Exercise goal ->
Reproduce the listing below word for word, leaving every number, coordinate, and punctuation mark unchanged.
..............................
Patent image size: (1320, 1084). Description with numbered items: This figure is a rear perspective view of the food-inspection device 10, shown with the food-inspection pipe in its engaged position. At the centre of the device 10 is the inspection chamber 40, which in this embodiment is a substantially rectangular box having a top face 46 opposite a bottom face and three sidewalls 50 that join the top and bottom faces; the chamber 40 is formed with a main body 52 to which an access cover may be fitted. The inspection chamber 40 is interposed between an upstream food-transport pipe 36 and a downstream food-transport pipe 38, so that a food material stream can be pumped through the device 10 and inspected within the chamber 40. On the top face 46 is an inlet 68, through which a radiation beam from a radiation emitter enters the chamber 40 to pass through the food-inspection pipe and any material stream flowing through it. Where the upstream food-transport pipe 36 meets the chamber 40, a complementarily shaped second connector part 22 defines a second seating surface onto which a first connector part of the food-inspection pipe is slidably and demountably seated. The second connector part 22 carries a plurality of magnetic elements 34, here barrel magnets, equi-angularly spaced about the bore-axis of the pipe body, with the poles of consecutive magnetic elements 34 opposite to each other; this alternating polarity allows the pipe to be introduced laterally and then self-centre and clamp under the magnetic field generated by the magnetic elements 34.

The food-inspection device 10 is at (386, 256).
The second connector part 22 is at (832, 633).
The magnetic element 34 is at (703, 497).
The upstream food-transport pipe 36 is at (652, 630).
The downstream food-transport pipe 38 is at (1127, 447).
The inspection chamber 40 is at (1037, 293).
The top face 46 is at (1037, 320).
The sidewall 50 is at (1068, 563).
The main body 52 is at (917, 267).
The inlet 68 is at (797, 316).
..............................
Correct result ->
Patent image size: (1320, 1084). Description with numbered items: This figure is a rear perspective view of the food-inspection device 10, shown with the food-inspection pipe in its engaged position. At the centre of the device 10 is the inspection chamber 40, which in this embodiment is a substantially rectangular box having a top face 46 opposite a bottom face and three sidewalls 50 that join the top and bottom faces; the chamber 40 is formed with a main body 52 to which an access cover may be fitted. The inspection chamber 40 is interposed between an upstream food-transport pipe 36 and a downstream food-transport pipe 38, so that a food material stream can be pumped through the device 10 and inspected within the chamber 40. On the top face 46 is an inlet 68, through which a radiation beam from a radiation emitter enters the chamber 40 to pass through the food-inspection pipe and any material stream flowing through it. Where the upstream food-transport pipe 36 meets the chamber 40, a complementarily shaped second connector part 22 defines a second seating surface onto which a first connector part of the food-inspection pipe is slidably and demountably seated. The second connector part 22 carries a plurality of magnetic elements 34, here barrel magnets, equi-angularly spaced about the bore-axis of the pipe body, with the poles of consecutive magnetic elements 34 opposite to each other; this alternating polarity allows the pipe to be introduced laterally and then self-centre and clamp under the magnetic field generated by the magnetic elements 34.

The food-inspection device 10 is at (386, 256).
The second connector part 22 is at (832, 633).
The magnetic element 34 is at (703, 497).
The upstream food-transport pipe 36 is at (652, 630).
The downstream food-transport pipe 38 is at (1127, 447).
The inspection chamber 40 is at (1037, 293).
The top face 46 is at (1037, 320).
The sidewall 50 is at (1068, 563).
The main body 52 is at (917, 267).
The inlet 68 is at (797, 316).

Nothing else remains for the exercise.